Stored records

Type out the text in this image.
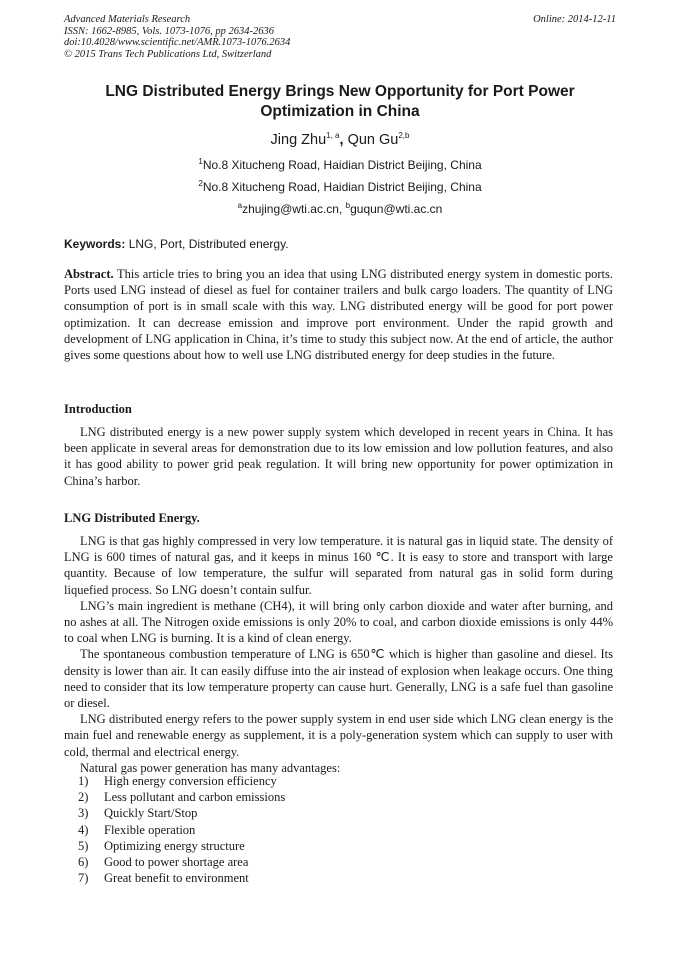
Advanced Materials Research
ISSN: 1662-8985, Vols. 1073-1076, pp 2634-2636
doi:10.4028/www.scientific.net/AMR.1073-1076.2634
© 2015 Trans Tech Publications Ltd, Switzerland
Online: 2014-12-11
LNG Distributed Energy Brings New Opportunity for Port Power
Optimization in China
Jing Zhu$^{1, a}$, Qun Gu$^{2,b}$
$^1$No.8 Xitucheng Road, Haidian District Beijing, China
$^2$No.8 Xitucheng Road, Haidian District Beijing, China
$^a$zhujing@wti.ac.cn, $^b$guqun@wti.ac.cn
Keywords: LNG, Port, Distributed energy.
Abstract. This article tries to bring you an idea that using LNG distributed energy system in domestic ports. Ports used LNG instead of diesel as fuel for container trailers and bulk cargo loaders. The quantity of LNG consumption of port is in small scale with this way. LNG distributed energy will be good for port power optimization. It can decrease emission and improve port environment. Under the rapid growth and development of LNG application in China, it’s time to study this subject now. At the end of article, the author gives some questions about how to well use LNG distributed energy for deep studies in the future.
Introduction

LNG distributed energy is a new power supply system which developed in recent years in China. It has been applicate in several areas for demonstration due to its low emission and low pollution features, and also it has good ability to power grid peak regulation. It will bring new opportunity for power optimization in China’s harbor.

LNG Distributed Energy.

LNG is that gas highly compressed in very low temperature. it is natural gas in liquid state. The density of LNG is 600 times of natural gas, and it keeps in minus 160 ℃. It is easy to store and transport with large quantity. Because of low temperature, the sulfur will separated from natural gas in solid form during liquefied process. So LNG doesn’t contain sulfur.

LNG’s main ingredient is methane (CH4), it will bring only carbon dioxide and water after burning, and no ashes at all. The Nitrogen oxide emissions is only 20% to coal, and carbon dioxide emissions is only 44% to coal when LNG is burning. It is a kind of clean energy.

The spontaneous combustion temperature of LNG is 650℃ which is higher than gasoline and diesel. Its density is lower than air. It can easily diffuse into the air instead of explosion when leakage occurs. One thing need to consider that its low temperature property can cause hurt. Generally, LNG is a safe fuel than gasoline or diesel.

LNG distributed energy refers to the power supply system in end user side which LNG clean energy is the main fuel and renewable energy as supplement, it is a poly-generation system which can supply to user with cold, thermal and electrical energy.

Natural gas power generation has many advantages:

1)	High energy conversion efficiency
2)	Less pollutant and carbon emissions
3)	Quickly Start/Stop
4)	Flexible operation
5)	Optimizing energy structure
6)	Good to power shortage area
7)	Great benefit to environment
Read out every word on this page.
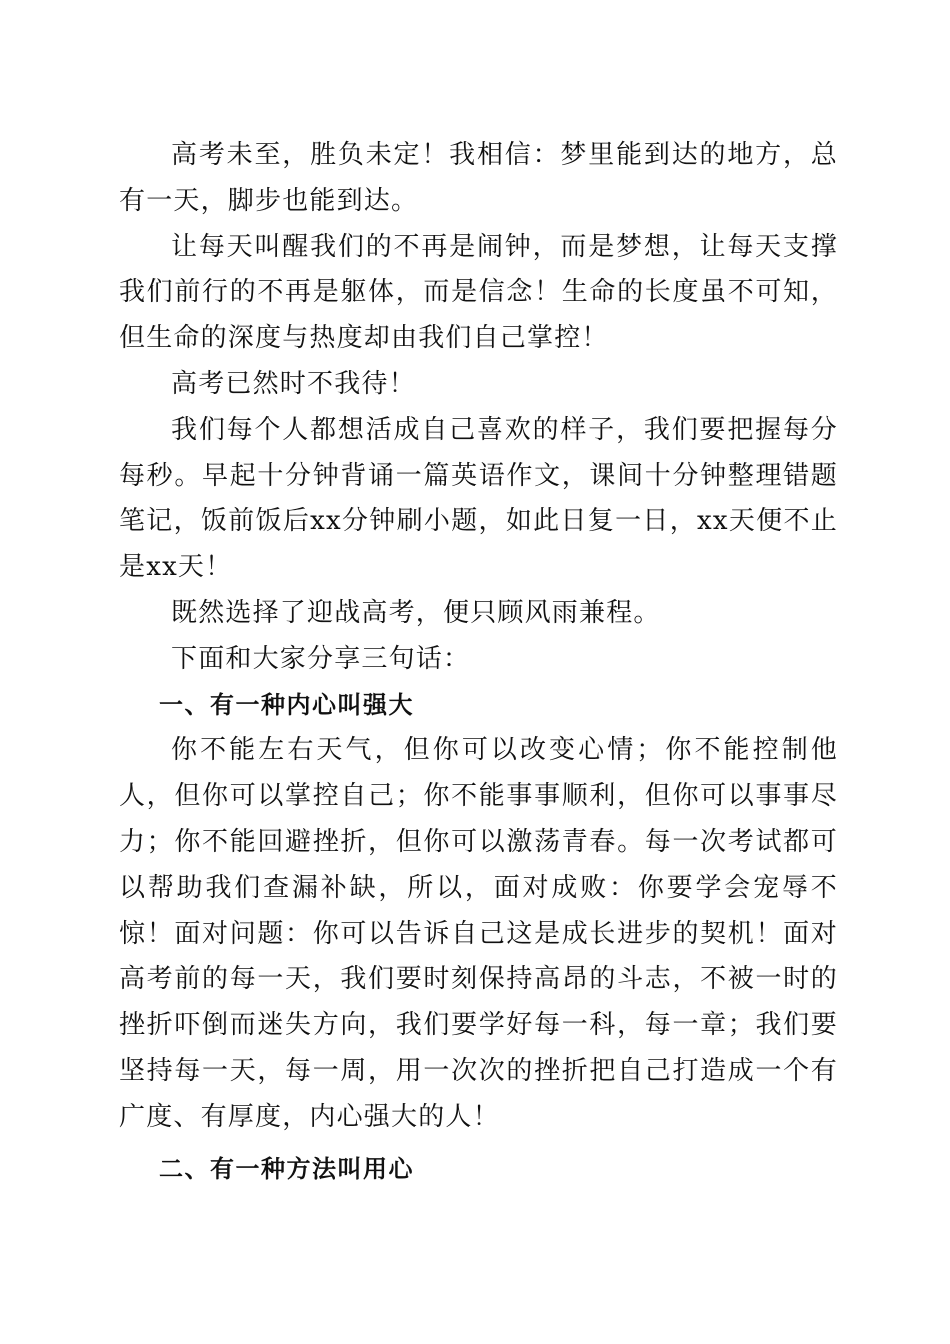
高考未至，胜负未定！我相信：梦里能到达的地方，总有一天，脚步也能到达。

让每天叫醒我们的不再是闹钟，而是梦想，让每天支撑我们前行的不再是躯体，而是信念！生命的长度虽不可知，但生命的深度与热度却由我们自己掌控！

高考已然时不我待！

我们每个人都想活成自己喜欢的样子，我们要把握每分每秒。早起十分钟背诵一篇英语作文，课间十分钟整理错题笔记，饭前饭后xx分钟刷小题，如此日复一日，xx天便不止是xx天！

既然选择了迎战高考，便只顾风雨兼程。

下面和大家分享三句话：

一、有一种内心叫强大

你不能左右天气，但你可以改变心情；你不能控制他人，但你可以掌控自己；你不能事事顺利，但你可以事事尽力；你不能回避挫折，但你可以激荡青春。每一次考试都可以帮助我们查漏补缺，所以，面对成败：你要学会宠辱不惊！面对问题：你可以告诉自己这是成长进步的契机！面对高考前的每一天，我们要时刻保持高昂的斗志，不被一时的挫折吓倒而迷失方向，我们要学好每一科，每一章；我们要坚持每一天，每一周，用一次次的挫折把自己打造成一个有广度、有厚度，内心强大的人！

二、有一种方法叫用心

Description of the task: Copy out every line of the data that includes the word "generation".

Full response:
LNG distributed energy refers to the power supply system in end user side which LNG clean energy is the main fuel and renewable energy as supplement, it is a poly-generation system which can supply to user with cold, thermal and electrical energy.
Natural gas power generation has many advantages:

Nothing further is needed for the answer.